======== Records for this task

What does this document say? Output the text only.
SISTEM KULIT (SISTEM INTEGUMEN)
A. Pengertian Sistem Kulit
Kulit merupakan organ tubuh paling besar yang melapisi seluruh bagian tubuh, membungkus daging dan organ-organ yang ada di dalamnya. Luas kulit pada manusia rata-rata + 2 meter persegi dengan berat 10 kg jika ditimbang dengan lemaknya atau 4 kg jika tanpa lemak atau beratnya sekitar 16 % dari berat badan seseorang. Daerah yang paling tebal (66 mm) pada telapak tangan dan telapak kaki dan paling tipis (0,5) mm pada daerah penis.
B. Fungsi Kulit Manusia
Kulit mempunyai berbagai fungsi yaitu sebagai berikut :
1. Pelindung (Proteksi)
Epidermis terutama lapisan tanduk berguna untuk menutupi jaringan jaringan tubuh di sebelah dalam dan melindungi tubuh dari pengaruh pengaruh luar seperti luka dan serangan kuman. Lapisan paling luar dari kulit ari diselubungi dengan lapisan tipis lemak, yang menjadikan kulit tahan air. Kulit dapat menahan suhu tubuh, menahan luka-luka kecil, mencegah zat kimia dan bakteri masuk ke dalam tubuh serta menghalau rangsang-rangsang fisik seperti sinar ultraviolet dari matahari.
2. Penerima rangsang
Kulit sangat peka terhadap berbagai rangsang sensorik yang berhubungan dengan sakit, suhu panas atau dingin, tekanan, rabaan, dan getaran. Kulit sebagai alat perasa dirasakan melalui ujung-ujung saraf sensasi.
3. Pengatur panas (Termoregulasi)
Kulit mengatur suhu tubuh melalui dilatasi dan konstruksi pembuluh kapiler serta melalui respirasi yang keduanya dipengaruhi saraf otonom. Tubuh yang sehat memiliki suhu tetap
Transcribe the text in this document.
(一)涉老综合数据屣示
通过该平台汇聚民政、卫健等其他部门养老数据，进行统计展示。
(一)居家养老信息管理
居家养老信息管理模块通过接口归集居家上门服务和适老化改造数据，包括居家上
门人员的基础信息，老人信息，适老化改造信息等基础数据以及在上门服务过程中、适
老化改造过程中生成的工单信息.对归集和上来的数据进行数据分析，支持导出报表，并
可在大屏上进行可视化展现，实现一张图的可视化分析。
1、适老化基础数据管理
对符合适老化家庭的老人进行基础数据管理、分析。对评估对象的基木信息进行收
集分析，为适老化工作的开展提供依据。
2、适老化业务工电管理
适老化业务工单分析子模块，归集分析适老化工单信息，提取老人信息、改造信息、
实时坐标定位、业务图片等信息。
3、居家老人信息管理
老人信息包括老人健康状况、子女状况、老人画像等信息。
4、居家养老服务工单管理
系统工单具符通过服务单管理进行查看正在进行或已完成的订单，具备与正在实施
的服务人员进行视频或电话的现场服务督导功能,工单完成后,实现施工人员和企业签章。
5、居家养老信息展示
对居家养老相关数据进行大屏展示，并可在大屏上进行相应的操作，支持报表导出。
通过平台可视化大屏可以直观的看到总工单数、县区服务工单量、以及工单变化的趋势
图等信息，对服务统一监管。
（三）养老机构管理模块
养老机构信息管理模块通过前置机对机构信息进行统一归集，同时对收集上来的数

================

Find every line in the entries that includes the word "atau", then state how many there are and nothing else.

2